Work to complete:
Search the records below for the word "BINANCE". Pull out each line that has it.

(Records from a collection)
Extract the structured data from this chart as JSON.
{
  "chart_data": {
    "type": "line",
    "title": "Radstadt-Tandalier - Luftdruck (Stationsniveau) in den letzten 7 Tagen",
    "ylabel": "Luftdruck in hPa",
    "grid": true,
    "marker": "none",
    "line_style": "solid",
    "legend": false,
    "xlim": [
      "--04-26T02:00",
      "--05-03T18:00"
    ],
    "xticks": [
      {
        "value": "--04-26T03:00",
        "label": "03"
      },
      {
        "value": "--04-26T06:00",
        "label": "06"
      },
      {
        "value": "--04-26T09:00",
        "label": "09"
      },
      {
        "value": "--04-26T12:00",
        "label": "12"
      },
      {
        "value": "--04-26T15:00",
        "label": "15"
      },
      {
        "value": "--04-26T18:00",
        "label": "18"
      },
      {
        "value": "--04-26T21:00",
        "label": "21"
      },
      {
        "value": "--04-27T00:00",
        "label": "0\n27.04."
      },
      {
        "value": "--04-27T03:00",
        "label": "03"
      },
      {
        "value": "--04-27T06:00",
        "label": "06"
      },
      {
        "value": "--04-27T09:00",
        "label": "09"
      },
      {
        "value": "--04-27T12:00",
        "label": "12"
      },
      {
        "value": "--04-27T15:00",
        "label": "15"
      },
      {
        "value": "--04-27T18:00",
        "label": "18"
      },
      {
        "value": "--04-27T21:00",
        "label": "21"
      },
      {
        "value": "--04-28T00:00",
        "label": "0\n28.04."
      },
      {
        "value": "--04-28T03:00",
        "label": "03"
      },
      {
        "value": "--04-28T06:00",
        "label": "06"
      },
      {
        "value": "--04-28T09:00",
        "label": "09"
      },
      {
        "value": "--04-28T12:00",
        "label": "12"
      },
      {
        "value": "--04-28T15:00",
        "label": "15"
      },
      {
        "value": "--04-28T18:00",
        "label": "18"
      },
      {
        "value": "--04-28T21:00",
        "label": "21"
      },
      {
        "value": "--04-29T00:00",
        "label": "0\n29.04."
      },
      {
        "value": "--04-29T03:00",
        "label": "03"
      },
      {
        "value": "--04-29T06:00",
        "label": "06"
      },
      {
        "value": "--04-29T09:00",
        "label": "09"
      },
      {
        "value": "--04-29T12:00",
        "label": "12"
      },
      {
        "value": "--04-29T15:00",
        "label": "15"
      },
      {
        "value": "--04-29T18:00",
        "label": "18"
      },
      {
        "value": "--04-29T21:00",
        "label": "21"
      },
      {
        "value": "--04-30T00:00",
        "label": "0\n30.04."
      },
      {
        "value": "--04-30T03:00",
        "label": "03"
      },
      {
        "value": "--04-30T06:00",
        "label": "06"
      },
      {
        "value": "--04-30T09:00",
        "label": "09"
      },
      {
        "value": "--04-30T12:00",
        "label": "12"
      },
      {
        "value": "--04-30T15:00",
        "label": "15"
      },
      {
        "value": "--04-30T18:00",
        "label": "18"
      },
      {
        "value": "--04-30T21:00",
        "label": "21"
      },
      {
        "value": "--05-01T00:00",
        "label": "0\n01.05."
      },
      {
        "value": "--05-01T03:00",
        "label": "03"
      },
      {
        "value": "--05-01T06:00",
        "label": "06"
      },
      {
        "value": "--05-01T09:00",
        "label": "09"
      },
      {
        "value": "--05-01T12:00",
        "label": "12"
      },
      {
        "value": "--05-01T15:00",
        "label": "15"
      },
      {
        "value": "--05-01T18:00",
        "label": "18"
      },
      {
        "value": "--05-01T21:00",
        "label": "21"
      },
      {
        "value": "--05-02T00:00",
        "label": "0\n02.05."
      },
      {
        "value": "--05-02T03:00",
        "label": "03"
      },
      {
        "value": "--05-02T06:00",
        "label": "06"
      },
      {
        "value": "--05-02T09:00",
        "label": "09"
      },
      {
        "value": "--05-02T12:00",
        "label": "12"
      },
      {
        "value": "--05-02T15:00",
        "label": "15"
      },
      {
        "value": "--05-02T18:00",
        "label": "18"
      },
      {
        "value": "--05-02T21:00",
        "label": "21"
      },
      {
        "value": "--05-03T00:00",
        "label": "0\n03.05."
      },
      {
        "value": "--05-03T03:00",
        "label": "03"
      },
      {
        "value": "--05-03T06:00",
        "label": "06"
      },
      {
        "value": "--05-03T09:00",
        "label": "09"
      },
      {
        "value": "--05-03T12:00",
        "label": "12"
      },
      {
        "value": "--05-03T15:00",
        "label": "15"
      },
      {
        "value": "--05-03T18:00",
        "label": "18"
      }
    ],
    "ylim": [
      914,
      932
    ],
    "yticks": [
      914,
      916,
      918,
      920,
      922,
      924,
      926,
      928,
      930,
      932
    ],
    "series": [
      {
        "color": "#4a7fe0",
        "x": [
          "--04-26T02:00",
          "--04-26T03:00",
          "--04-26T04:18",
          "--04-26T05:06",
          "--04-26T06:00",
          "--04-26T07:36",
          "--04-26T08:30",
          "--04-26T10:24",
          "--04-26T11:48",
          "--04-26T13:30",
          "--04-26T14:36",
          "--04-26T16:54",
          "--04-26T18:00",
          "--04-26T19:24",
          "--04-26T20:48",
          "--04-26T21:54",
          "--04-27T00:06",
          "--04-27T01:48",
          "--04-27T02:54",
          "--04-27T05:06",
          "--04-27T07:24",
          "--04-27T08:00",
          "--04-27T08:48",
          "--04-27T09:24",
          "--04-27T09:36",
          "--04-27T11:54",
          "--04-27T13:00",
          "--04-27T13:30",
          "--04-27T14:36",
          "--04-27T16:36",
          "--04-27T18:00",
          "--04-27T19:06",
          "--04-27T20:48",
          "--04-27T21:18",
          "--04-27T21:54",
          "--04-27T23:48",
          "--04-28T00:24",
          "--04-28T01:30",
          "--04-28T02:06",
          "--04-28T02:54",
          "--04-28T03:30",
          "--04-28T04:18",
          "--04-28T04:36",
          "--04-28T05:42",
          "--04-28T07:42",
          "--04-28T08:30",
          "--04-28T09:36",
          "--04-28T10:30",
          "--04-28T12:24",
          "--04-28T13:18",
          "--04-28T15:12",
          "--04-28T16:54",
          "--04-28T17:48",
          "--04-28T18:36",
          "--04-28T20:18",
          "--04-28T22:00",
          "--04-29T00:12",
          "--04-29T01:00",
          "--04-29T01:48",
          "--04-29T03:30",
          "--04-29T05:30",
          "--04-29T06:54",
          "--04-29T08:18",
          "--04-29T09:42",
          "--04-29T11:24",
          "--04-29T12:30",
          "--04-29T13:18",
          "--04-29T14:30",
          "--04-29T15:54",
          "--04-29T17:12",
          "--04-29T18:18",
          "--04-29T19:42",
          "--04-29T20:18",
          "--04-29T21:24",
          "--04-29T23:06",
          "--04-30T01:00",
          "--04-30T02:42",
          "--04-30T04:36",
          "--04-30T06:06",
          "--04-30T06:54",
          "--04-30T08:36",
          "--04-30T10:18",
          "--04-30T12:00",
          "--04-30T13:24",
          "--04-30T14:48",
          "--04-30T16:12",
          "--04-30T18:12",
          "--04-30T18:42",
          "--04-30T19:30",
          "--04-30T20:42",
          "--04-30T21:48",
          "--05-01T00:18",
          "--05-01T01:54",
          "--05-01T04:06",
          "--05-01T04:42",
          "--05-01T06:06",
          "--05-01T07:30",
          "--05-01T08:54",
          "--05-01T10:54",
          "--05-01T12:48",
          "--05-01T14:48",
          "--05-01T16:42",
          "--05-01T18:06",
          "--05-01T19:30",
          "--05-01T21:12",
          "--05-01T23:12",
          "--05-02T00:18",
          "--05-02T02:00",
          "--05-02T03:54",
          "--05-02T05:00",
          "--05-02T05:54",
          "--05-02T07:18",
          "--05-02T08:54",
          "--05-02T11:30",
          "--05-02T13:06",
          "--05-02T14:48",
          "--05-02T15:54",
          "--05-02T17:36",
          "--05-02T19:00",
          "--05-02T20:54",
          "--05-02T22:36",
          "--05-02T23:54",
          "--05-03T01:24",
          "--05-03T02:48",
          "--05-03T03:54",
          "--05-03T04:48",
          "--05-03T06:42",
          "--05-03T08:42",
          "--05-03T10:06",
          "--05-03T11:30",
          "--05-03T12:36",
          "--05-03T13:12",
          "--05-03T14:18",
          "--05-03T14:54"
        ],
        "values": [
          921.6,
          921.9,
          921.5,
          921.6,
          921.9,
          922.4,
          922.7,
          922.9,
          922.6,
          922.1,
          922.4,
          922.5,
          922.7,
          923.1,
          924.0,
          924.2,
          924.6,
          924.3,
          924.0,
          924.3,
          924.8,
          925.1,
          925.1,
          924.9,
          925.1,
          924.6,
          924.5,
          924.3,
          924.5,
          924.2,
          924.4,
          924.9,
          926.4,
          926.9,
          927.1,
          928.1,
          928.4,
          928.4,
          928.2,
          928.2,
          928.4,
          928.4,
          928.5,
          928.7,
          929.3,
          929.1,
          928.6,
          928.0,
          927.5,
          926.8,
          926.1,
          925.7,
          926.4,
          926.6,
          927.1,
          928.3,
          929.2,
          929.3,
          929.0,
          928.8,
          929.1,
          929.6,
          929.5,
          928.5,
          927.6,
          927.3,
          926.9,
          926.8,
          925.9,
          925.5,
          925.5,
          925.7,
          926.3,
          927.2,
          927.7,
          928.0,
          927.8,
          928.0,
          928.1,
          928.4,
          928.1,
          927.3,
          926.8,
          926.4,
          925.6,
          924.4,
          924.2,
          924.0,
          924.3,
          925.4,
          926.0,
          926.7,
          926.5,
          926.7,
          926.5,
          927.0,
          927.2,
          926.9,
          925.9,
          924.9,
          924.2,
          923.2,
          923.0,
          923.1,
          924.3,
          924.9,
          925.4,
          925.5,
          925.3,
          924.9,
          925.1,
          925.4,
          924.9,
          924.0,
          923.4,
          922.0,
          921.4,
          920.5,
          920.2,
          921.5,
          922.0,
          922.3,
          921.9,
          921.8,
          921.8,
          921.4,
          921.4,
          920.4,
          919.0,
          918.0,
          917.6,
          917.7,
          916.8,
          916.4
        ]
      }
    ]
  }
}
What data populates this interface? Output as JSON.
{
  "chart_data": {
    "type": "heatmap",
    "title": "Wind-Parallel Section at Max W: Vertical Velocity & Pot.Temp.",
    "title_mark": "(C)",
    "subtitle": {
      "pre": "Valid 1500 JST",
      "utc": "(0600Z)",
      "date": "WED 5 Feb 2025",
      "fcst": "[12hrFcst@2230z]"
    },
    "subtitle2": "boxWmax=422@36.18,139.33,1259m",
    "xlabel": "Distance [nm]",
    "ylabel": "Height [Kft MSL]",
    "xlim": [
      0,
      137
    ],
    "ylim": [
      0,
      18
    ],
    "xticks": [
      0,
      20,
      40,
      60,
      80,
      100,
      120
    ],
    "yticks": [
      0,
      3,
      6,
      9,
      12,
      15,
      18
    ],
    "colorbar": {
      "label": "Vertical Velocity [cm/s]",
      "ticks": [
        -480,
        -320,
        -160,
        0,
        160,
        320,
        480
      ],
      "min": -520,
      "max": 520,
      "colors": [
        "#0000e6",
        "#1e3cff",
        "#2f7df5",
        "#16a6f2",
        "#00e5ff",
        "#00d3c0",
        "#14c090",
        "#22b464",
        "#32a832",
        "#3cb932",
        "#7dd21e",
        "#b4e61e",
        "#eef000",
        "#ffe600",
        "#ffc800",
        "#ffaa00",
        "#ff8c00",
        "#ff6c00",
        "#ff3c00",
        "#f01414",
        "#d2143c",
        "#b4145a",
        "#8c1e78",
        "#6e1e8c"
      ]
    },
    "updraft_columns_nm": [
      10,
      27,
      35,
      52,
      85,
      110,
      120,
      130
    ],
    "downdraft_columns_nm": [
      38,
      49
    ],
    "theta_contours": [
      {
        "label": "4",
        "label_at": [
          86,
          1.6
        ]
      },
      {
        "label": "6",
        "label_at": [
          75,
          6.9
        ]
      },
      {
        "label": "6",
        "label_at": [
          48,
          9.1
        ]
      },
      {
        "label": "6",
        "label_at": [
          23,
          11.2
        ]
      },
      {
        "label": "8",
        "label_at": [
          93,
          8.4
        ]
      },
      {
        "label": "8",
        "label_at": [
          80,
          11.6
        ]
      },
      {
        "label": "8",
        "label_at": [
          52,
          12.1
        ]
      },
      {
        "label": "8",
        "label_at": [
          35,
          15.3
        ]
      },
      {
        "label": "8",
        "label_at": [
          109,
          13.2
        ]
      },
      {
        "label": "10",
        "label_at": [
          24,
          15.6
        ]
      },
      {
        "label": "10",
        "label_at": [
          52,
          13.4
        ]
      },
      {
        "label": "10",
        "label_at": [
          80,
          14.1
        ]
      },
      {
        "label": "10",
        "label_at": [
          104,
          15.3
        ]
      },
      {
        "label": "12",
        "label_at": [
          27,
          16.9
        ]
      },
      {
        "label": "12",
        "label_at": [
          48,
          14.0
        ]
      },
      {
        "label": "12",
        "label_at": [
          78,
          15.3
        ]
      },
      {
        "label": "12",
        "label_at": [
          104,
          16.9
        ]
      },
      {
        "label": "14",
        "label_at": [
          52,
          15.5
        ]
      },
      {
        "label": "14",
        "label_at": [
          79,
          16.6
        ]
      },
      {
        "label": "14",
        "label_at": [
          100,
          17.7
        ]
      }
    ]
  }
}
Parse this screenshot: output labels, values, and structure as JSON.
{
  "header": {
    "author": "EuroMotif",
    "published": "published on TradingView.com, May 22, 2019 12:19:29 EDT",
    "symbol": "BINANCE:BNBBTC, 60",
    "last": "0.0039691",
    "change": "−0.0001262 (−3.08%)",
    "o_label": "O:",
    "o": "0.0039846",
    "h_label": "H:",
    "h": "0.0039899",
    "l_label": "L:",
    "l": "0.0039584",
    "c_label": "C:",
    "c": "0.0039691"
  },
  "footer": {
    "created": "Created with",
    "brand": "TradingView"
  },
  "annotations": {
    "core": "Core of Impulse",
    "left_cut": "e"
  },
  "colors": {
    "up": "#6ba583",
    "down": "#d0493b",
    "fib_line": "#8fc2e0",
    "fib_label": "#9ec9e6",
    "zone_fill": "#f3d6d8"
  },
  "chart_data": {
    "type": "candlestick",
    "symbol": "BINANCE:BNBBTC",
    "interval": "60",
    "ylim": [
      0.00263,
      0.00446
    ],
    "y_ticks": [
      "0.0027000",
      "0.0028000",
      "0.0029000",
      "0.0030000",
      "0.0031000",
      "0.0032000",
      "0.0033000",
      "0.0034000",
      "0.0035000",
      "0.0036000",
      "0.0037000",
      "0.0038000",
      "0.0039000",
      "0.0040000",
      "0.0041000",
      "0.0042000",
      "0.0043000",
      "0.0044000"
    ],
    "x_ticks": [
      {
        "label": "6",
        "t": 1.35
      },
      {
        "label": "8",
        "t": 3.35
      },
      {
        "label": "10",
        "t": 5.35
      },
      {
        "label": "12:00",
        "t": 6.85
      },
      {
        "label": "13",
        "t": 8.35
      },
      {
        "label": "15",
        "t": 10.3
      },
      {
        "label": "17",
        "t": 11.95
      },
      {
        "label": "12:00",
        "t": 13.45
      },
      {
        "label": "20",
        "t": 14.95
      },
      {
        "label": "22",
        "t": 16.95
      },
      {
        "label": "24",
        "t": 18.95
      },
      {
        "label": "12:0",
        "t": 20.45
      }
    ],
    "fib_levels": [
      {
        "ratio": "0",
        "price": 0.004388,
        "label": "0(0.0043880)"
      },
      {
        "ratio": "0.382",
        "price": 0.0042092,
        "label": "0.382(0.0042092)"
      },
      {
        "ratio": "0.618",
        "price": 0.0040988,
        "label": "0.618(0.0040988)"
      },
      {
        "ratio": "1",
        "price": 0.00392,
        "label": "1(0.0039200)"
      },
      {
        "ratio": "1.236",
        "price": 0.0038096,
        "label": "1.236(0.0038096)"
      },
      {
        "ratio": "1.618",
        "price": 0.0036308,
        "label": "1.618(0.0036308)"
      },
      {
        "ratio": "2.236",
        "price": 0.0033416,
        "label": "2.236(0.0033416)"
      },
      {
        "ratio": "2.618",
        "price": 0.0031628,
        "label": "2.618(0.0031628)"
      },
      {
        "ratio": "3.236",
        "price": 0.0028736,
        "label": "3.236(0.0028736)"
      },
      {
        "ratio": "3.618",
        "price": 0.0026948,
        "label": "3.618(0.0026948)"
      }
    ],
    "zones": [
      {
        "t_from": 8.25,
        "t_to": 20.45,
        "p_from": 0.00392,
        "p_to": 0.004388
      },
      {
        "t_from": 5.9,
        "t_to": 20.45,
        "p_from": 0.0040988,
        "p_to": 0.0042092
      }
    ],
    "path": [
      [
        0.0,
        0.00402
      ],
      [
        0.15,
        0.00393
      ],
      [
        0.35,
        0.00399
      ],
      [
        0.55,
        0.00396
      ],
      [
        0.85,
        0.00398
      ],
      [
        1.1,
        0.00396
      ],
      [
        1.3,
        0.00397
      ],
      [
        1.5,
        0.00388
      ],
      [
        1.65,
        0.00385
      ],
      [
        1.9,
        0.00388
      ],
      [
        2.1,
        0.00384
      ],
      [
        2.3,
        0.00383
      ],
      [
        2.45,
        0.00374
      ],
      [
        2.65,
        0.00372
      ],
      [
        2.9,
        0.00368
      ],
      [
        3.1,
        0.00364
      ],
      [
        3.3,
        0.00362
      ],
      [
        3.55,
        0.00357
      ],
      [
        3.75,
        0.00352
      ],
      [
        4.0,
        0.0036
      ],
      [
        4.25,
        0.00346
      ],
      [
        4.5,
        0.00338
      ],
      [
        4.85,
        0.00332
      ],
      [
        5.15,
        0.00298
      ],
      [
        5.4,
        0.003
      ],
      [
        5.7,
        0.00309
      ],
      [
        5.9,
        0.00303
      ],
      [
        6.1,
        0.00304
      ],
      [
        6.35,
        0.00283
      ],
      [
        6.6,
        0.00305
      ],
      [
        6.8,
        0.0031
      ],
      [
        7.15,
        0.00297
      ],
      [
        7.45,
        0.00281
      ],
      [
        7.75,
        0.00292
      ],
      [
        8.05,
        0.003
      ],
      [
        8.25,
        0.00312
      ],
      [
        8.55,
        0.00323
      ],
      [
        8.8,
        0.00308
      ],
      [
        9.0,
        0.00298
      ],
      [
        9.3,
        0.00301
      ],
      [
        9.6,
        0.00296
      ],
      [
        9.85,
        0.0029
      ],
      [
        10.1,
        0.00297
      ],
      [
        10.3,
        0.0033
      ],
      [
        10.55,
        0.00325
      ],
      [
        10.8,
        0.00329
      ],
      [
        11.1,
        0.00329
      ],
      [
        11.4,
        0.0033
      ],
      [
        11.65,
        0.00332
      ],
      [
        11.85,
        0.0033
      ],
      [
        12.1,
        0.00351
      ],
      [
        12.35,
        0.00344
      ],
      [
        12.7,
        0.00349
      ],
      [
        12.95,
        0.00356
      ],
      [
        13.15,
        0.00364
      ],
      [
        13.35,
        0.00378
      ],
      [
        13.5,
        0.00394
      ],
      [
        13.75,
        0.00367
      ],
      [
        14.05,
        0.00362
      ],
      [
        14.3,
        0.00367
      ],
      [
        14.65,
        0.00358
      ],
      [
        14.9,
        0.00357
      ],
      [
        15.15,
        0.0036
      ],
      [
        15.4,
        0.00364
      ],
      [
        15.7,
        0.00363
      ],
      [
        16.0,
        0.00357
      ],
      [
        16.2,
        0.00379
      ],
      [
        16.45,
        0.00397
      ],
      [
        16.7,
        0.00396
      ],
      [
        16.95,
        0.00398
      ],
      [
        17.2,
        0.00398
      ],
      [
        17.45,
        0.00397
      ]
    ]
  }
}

Response to the exercise:
    "symbol": "BINANCE:BNBBTC, 60",
    "symbol": "BINANCE:BNBBTC",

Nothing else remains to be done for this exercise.